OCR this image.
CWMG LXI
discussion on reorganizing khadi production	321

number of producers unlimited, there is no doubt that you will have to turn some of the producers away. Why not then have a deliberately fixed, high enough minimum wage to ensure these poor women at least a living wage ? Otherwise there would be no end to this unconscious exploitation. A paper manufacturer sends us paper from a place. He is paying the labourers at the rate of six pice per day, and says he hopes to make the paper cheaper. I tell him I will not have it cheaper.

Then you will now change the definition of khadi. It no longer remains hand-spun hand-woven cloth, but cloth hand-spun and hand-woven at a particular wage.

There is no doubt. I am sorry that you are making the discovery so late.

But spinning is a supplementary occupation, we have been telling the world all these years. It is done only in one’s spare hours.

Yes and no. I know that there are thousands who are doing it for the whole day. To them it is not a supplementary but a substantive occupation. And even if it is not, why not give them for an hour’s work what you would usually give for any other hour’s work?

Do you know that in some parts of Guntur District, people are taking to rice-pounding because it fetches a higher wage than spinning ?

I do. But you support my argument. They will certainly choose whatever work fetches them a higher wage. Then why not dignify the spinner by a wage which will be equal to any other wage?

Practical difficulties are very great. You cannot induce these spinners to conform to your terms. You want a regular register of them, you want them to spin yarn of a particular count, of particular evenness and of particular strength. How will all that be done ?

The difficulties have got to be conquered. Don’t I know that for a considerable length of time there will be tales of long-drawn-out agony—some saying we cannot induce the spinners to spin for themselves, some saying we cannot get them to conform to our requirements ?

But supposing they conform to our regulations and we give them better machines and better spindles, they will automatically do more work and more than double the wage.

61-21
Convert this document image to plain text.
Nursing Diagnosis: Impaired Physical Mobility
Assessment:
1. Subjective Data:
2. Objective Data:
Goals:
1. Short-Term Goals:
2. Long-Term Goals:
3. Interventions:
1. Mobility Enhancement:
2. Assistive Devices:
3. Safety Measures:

**REQUIRED TASK**
Output the line containing "Convert this document image to plain text." and all lines after it to the end of the records, exactly as given.

**SOLUTION TO THIS EXERCISE**
Convert this document image to plain text.
Nursing Diagnosis: Impaired Physical Mobility
Assessment:
1. Subjective Data:
2. Objective Data:
Goals:
1. Short-Term Goals:
2. Long-Term Goals:
3. Interventions:
1. Mobility Enhancement:
2. Assistive Devices:
3. Safety Measures:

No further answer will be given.